→ **INPUT RECORDS**
===============
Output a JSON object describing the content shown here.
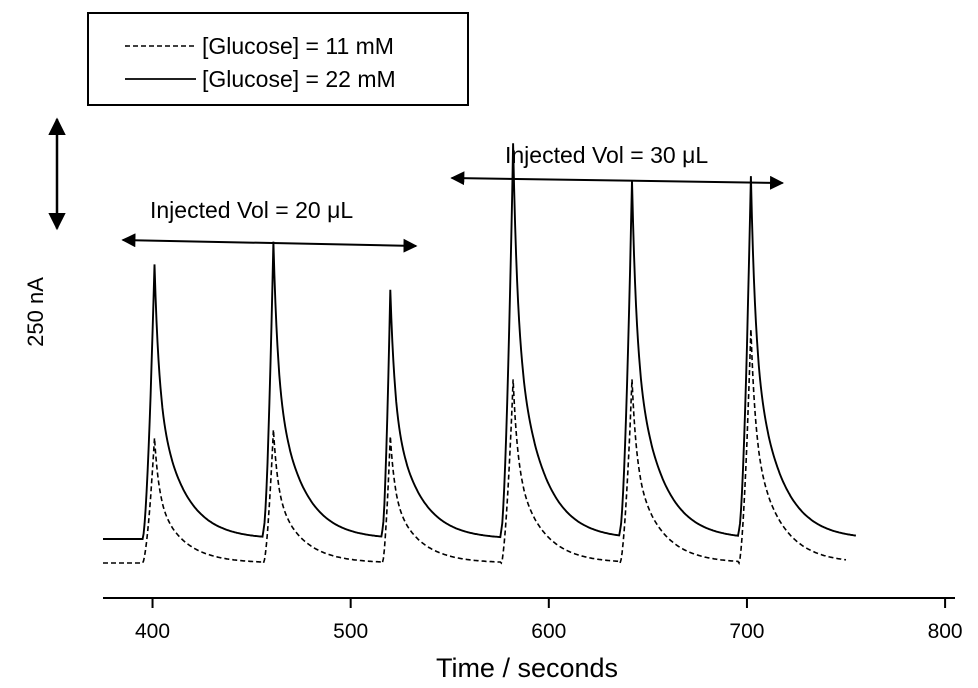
{
  "chart_data": {
    "type": "line",
    "title": "",
    "xlabel": "Time / seconds",
    "ylabel": "",
    "xlim": [
      375,
      805
    ],
    "ylim": [
      -80,
      1210
    ],
    "y_unit": "nA",
    "xticks": [
      400,
      500,
      600,
      700,
      800
    ],
    "grid": false,
    "legend": {
      "placement": "top-left",
      "entries": [
        {
          "label": "[Glucose] = 11 mM",
          "style": "dashed"
        },
        {
          "label": "[Glucose] = 22 mM",
          "style": "solid"
        }
      ]
    },
    "scale_bar": {
      "label": "250 nA",
      "value": 250
    },
    "annotations": [
      {
        "text": "Injected Vol = 20 μL",
        "x_range": [
          385,
          533
        ]
      },
      {
        "text": "Injected Vol = 30 μL",
        "x_range": [
          551,
          718
        ]
      }
    ],
    "series": [
      {
        "name": "[Glucose] = 11 mM",
        "style": "dashed",
        "baseline": 0,
        "x_range": [
          375,
          750
        ],
        "injection_times": [
          395,
          456,
          516,
          576,
          636,
          696
        ],
        "peak_times": [
          401,
          461,
          520,
          582,
          642,
          702
        ],
        "peak_values": [
          286,
          305,
          290,
          420,
          420,
          535
        ],
        "tail_start_values": [
          0,
          0,
          0,
          0,
          0,
          0
        ]
      },
      {
        "name": "[Glucose] = 22 mM",
        "style": "solid",
        "baseline": 55,
        "x_range": [
          375,
          755
        ],
        "injection_times": [
          395,
          456,
          516,
          576,
          636,
          696
        ],
        "peak_times": [
          401,
          461,
          520,
          582,
          642,
          702
        ],
        "peak_values": [
          683,
          735,
          625,
          960,
          875,
          885
        ],
        "tail_start_values": [
          55,
          75,
          75,
          75,
          75,
          75
        ]
      }
    ]
  }
}
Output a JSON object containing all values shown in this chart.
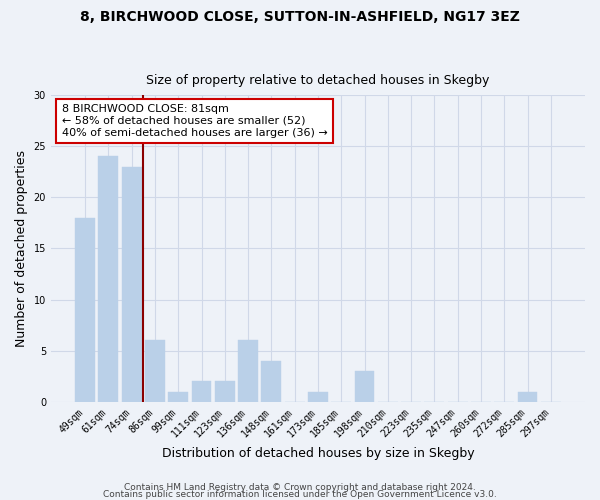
{
  "title_line1": "8, BIRCHWOOD CLOSE, SUTTON-IN-ASHFIELD, NG17 3EZ",
  "title_line2": "Size of property relative to detached houses in Skegby",
  "xlabel": "Distribution of detached houses by size in Skegby",
  "ylabel": "Number of detached properties",
  "categories": [
    "49sqm",
    "61sqm",
    "74sqm",
    "86sqm",
    "99sqm",
    "111sqm",
    "123sqm",
    "136sqm",
    "148sqm",
    "161sqm",
    "173sqm",
    "185sqm",
    "198sqm",
    "210sqm",
    "223sqm",
    "235sqm",
    "247sqm",
    "260sqm",
    "272sqm",
    "285sqm",
    "297sqm"
  ],
  "values": [
    18,
    24,
    23,
    6,
    1,
    2,
    2,
    6,
    4,
    0,
    1,
    0,
    3,
    0,
    0,
    0,
    0,
    0,
    0,
    1,
    0
  ],
  "bar_color": "#bad0e8",
  "vline_x_index": 2.5,
  "vline_color": "#8b0000",
  "ylim": [
    0,
    30
  ],
  "yticks": [
    0,
    5,
    10,
    15,
    20,
    25,
    30
  ],
  "annotation_text": "8 BIRCHWOOD CLOSE: 81sqm\n← 58% of detached houses are smaller (52)\n40% of semi-detached houses are larger (36) →",
  "annotation_box_facecolor": "#ffffff",
  "annotation_box_edgecolor": "#cc0000",
  "footer_line1": "Contains HM Land Registry data © Crown copyright and database right 2024.",
  "footer_line2": "Contains public sector information licensed under the Open Government Licence v3.0.",
  "background_color": "#eef2f8",
  "grid_color": "#d0d8e8",
  "title_fontsize": 10,
  "subtitle_fontsize": 9,
  "axis_label_fontsize": 9,
  "tick_fontsize": 7,
  "annotation_fontsize": 8,
  "footer_fontsize": 6.5
}
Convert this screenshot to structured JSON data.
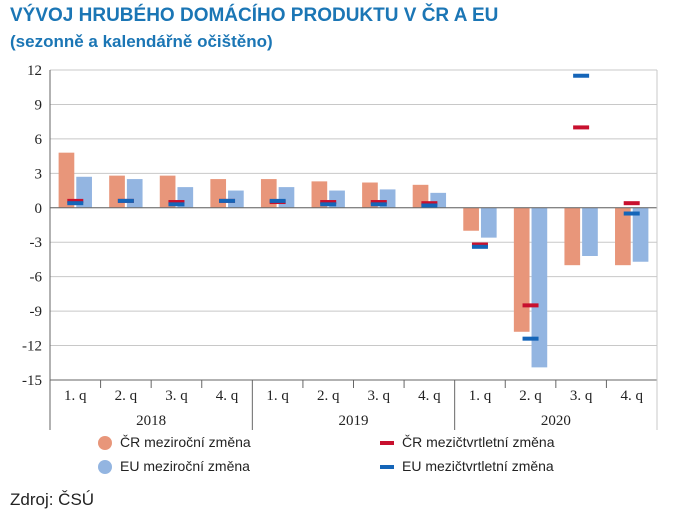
{
  "header": {
    "title": "VÝVOJ HRUBÉHO DOMÁCÍHO PRODUKTU V ČR A EU",
    "subtitle": "(sezonně a kalendářně očištěno)"
  },
  "colors": {
    "cz_yoy": "#e8967a",
    "eu_yoy": "#93b5e1",
    "cz_qoq": "#c8102e",
    "eu_qoq": "#1565b8",
    "title": "#1b76b5"
  },
  "chart_data": {
    "type": "bar",
    "title": "VÝVOJ HRUBÉHO DOMÁCÍHO PRODUKTU V ČR A EU",
    "subtitle": "(sezonně a kalendářně očištěno)",
    "ylim": [
      -15,
      12
    ],
    "yticks": [
      12,
      9,
      6,
      3,
      0,
      -3,
      -6,
      -9,
      -12,
      -15
    ],
    "grid": true,
    "categories": [
      "1. q",
      "2. q",
      "3. q",
      "4. q",
      "1. q",
      "2. q",
      "3. q",
      "4. q",
      "1. q",
      "2. q",
      "3. q",
      "4. q"
    ],
    "years": [
      "2018",
      "2019",
      "2020"
    ],
    "series": [
      {
        "name": "ČR meziroční změna",
        "kind": "bar",
        "values": [
          4.8,
          2.8,
          2.8,
          2.5,
          2.5,
          2.3,
          2.2,
          2.0,
          -2.0,
          -10.8,
          -5.0,
          -5.0
        ]
      },
      {
        "name": "EU meziroční změna",
        "kind": "bar",
        "values": [
          2.7,
          2.5,
          1.8,
          1.5,
          1.8,
          1.5,
          1.6,
          1.3,
          -2.6,
          -13.9,
          -4.2,
          -4.7
        ]
      },
      {
        "name": "ČR mezičtvrtletní změna",
        "kind": "marker",
        "values": [
          0.6,
          0.6,
          0.5,
          0.6,
          0.5,
          0.5,
          0.5,
          0.4,
          -3.2,
          -8.5,
          7.0,
          0.4
        ]
      },
      {
        "name": "EU mezičtvrtletní změna",
        "kind": "marker",
        "values": [
          0.4,
          0.6,
          0.3,
          0.6,
          0.6,
          0.3,
          0.3,
          0.2,
          -3.4,
          -11.4,
          11.5,
          -0.5
        ]
      }
    ],
    "legend_position": "bottom"
  },
  "legend": {
    "cz_yoy": "ČR meziroční změna",
    "eu_yoy": "EU meziroční změna",
    "cz_qoq": "ČR mezičtvrtletní změna",
    "eu_qoq": "EU mezičtvrtletní změna"
  },
  "source": "Zdroj: ČSÚ"
}
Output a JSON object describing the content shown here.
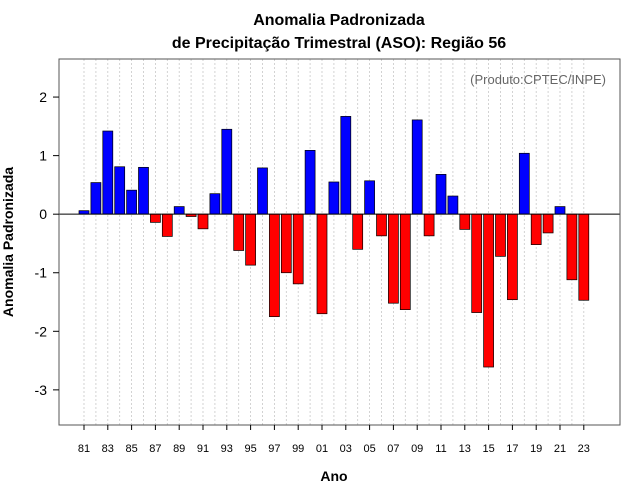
{
  "chart_data": {
    "type": "bar",
    "title": "Anomalia Padronizada",
    "subtitle": "de Precipitação Trimestral (ASO): Região 56",
    "xlabel": "Ano",
    "ylabel": "Anomalia Padronizada",
    "annotation": "(Produto:CPTEC/INPE)",
    "ylim": [
      -3.6,
      2.65
    ],
    "yticks": [
      -3,
      -2,
      -1,
      0,
      1,
      2
    ],
    "grid": true,
    "categories": [
      "81",
      "82",
      "83",
      "84",
      "85",
      "86",
      "87",
      "88",
      "89",
      "90",
      "91",
      "92",
      "93",
      "94",
      "95",
      "96",
      "97",
      "98",
      "99",
      "00",
      "01",
      "02",
      "03",
      "04",
      "05",
      "06",
      "07",
      "08",
      "09",
      "10",
      "11",
      "12",
      "13",
      "14",
      "15",
      "16",
      "17",
      "18",
      "19",
      "20",
      "21",
      "22",
      "23"
    ],
    "xtick_labels": [
      "81",
      "83",
      "85",
      "87",
      "89",
      "91",
      "93",
      "95",
      "97",
      "99",
      "01",
      "03",
      "05",
      "07",
      "09",
      "11",
      "13",
      "15",
      "17",
      "19",
      "21",
      "23"
    ],
    "values": [
      0.06,
      0.54,
      1.42,
      0.81,
      0.41,
      0.8,
      -0.14,
      -0.38,
      0.13,
      -0.04,
      -0.25,
      0.35,
      1.45,
      -0.62,
      -0.87,
      0.79,
      -1.75,
      -1.0,
      -1.19,
      1.09,
      -1.7,
      0.55,
      1.67,
      -0.6,
      0.57,
      -0.37,
      -1.52,
      -1.63,
      1.61,
      -0.37,
      0.68,
      0.31,
      -0.26,
      -1.68,
      -2.61,
      -0.72,
      -1.46,
      1.04,
      -0.52,
      -0.32,
      0.13,
      -1.12,
      -1.47
    ],
    "colors": {
      "positive": "#0000ff",
      "negative": "#ff0000",
      "outline": "#000000"
    }
  }
}
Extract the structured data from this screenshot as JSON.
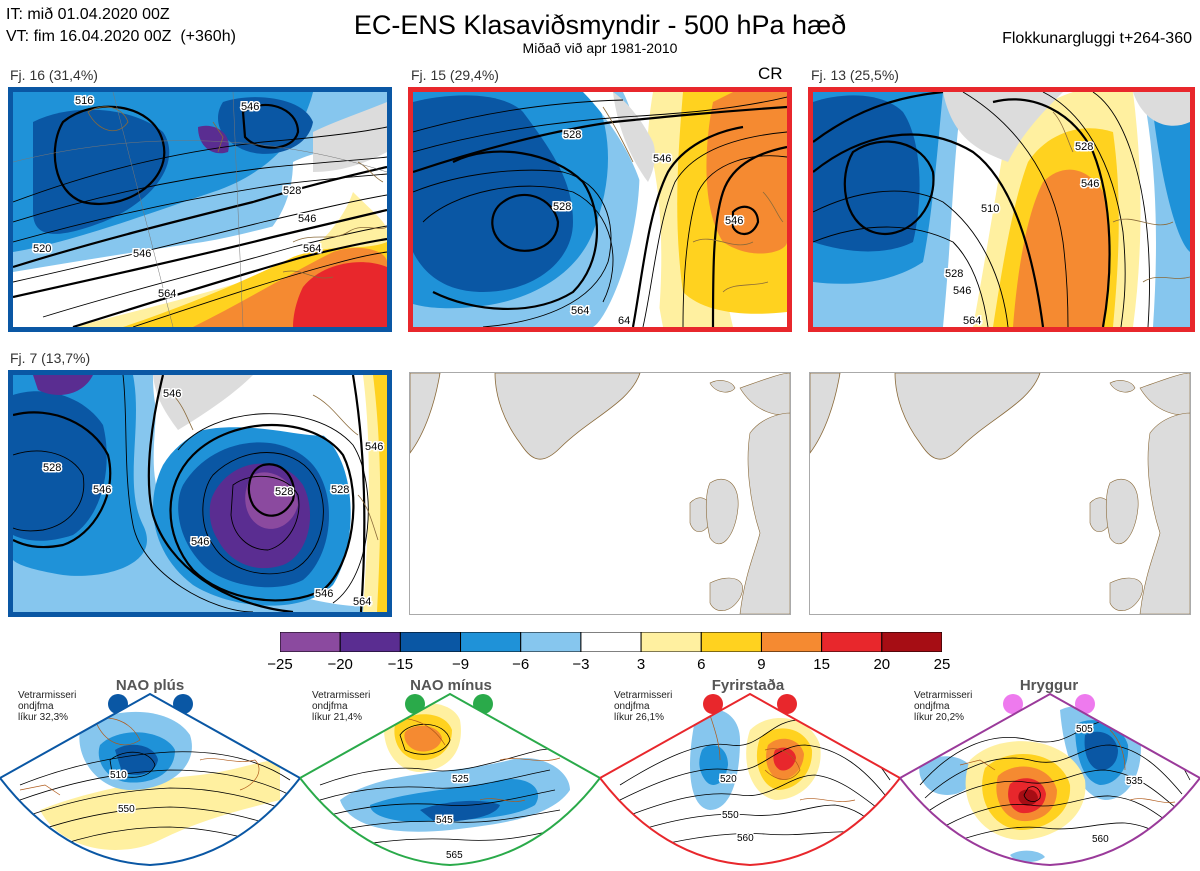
===============
→ **WHAT IS BEING ASKED**
From the entries, copy out each line containing the word "detached".

→ **OUTPUT**
  "title_line2": "Size of property relative to detached houses in Skegby",
  "xlabel": "Distribution of detached houses by size in Skegby",
  "ylabel": "Number of detached properties",
  "annotation_text": "8 BIRCHWOOD CLOSE: 81sqm\n← 58% of detached houses are smaller (52)\n40% of semi-detached houses are larger (36) →",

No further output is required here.